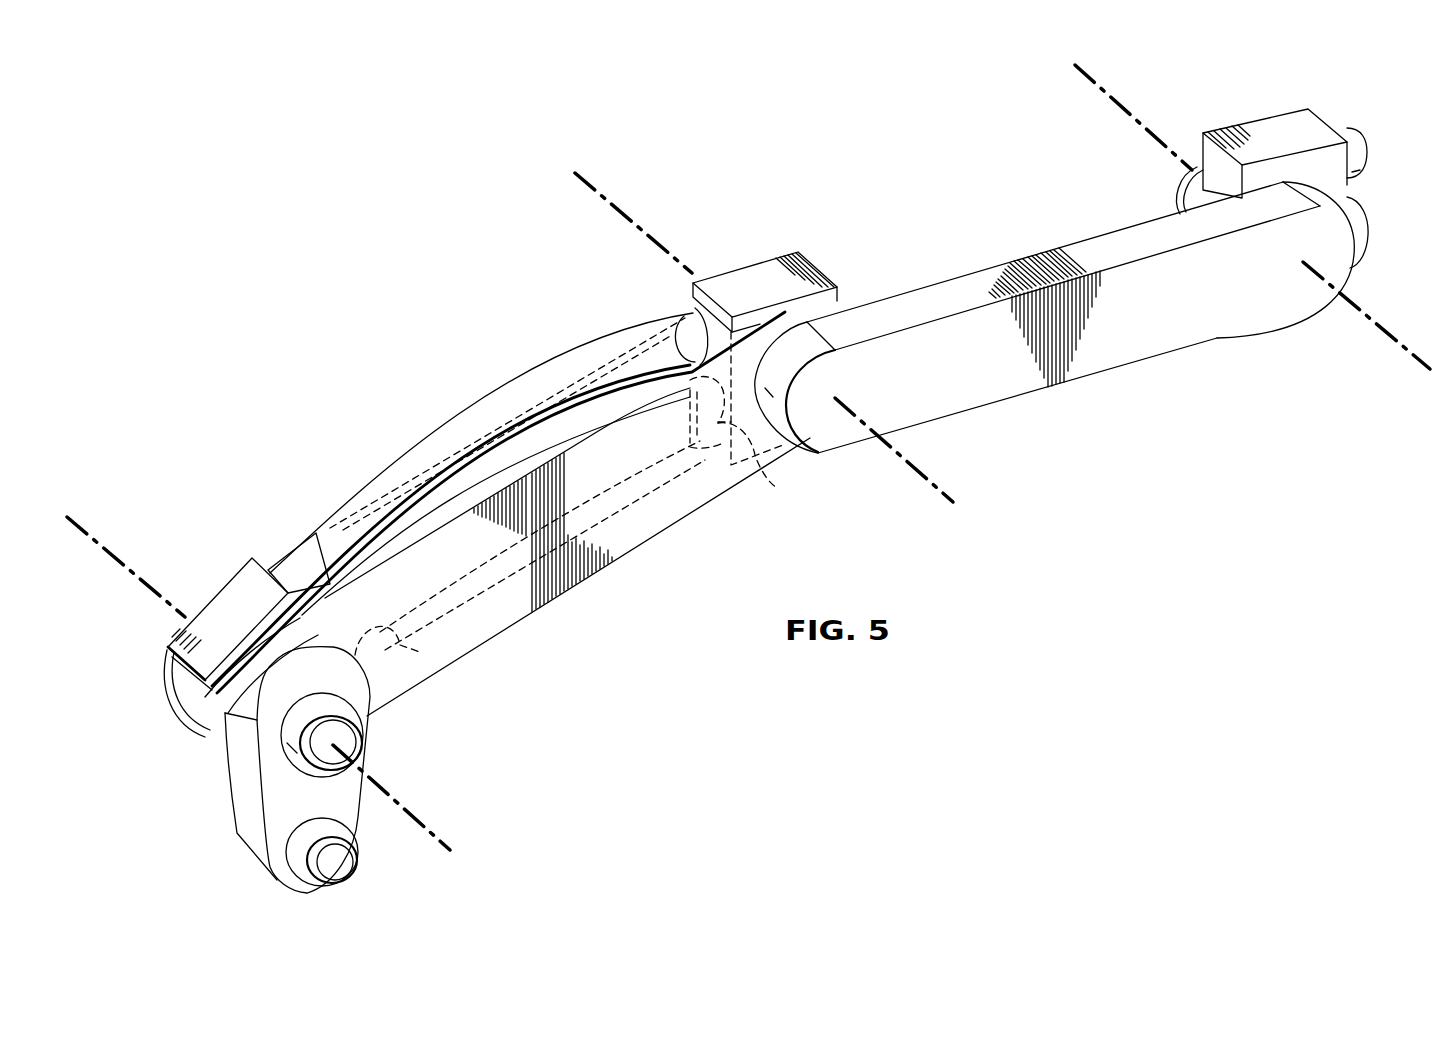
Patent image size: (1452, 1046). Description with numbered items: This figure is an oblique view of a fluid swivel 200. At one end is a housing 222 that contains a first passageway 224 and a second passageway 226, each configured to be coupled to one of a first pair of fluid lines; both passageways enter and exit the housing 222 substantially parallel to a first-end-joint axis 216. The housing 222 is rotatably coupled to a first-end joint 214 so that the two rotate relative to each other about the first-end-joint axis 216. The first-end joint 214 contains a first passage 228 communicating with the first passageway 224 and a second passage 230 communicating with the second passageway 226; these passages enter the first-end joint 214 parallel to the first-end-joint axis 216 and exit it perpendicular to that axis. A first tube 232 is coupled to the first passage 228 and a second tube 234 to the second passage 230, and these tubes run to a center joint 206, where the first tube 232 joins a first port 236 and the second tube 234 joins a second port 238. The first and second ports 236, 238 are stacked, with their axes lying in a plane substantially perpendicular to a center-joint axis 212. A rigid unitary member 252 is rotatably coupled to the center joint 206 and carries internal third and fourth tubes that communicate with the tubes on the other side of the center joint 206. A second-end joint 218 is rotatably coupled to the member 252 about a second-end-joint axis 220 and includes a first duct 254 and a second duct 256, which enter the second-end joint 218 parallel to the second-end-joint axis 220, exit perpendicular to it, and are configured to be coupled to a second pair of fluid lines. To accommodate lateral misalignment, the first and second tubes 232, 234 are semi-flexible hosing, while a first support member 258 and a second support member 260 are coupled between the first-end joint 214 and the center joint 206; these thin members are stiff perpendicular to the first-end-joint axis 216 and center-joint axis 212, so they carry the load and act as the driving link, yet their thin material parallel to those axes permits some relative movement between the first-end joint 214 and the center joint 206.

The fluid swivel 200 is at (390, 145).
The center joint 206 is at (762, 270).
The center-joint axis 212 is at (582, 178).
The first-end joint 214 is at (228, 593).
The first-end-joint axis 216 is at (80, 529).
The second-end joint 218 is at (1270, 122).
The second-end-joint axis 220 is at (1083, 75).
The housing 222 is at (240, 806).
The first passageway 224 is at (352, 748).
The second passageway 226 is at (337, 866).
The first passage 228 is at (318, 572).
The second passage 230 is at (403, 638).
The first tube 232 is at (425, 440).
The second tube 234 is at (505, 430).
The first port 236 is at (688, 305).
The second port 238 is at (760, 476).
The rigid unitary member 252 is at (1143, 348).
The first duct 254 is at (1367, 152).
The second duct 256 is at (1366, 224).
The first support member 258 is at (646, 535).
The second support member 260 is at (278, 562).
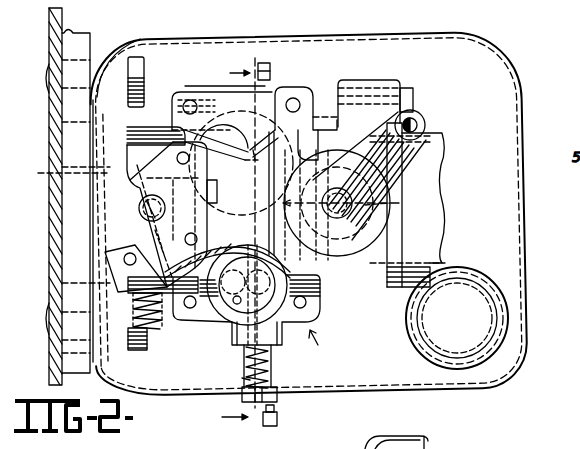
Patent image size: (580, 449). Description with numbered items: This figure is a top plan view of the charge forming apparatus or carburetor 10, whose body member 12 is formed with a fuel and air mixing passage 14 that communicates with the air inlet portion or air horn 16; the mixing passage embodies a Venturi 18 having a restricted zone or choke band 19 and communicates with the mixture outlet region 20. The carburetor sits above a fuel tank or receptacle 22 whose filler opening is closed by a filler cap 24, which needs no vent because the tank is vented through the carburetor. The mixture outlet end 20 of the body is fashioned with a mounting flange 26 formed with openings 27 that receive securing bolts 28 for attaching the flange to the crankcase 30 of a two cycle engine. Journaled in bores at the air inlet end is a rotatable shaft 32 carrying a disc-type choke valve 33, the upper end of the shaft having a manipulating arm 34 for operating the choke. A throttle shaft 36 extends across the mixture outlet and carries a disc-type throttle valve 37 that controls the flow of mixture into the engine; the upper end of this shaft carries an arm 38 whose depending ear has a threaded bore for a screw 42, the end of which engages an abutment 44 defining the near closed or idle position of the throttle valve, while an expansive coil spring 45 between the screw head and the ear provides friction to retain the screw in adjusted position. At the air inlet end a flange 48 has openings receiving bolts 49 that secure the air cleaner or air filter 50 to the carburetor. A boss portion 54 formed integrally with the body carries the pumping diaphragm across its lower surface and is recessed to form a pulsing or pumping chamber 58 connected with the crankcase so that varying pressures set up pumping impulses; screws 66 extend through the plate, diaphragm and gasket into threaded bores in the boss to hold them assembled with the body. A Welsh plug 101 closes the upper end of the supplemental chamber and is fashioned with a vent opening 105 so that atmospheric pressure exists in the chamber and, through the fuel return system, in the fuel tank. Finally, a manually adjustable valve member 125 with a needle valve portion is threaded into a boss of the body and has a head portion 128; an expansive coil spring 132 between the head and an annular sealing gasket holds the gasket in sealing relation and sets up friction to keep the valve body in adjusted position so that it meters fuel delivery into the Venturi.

--------------------------------

**SHORT TASK**
Retype the stretch from the start of the entries through the line containing "The fluid swivel 200 is at (390, 145).", leaving out the pictures.

**REPLY TO THE EXERCISE**
Patent image size: (1452, 1046). Description with numbered items: This figure is an oblique view of a fluid swivel 200. At one end is a housing 222 that contains a first passageway 224 and a second passageway 226, each configured to be coupled to one of a first pair of fluid lines; both passageways enter and exit the housing 222 substantially parallel to a first-end-joint axis 216. The housing 222 is rotatably coupled to a first-end joint 214 so that the two rotate relative to each other about the first-end-joint axis 216. The first-end joint 214 contains a first passage 228 communicating with the first passageway 224 and a second passage 230 communicating with the second passageway 226; these passages enter the first-end joint 214 parallel to the first-end-joint axis 216 and exit it perpendicular to that axis. A first tube 232 is coupled to the first passage 228 and a second tube 234 to the second passage 230, and these tubes run to a center joint 206, where the first tube 232 joins a first port 236 and the second tube 234 joins a second port 238. The first and second ports 236, 238 are stacked, with their axes lying in a plane substantially perpendicular to a center-joint axis 212. A rigid unitary member 252 is rotatably coupled to the center joint 206 and carries internal third and fourth tubes that communicate with the tubes on the other side of the center joint 206. A second-end joint 218 is rotatably coupled to the member 252 about a second-end-joint axis 220 and includes a first duct 254 and a second duct 256, which enter the second-end joint 218 parallel to the second-end-joint axis 220, exit perpendicular to it, and are configured to be coupled to a second pair of fluid lines. To accommodate lateral misalignment, the first and second tubes 232, 234 are semi-flexible hosing, while a first support member 258 and a second support member 260 are coupled between the first-end joint 214 and the center joint 206; these thin members are stiff perpendicular to the first-end-joint axis 216 and center-joint axis 212, so they carry the load and act as the driving link, yet their thin material parallel to those axes permits some relative movement between the first-end joint 214 and the center joint 206.

The fluid swivel 200 is at (390, 145).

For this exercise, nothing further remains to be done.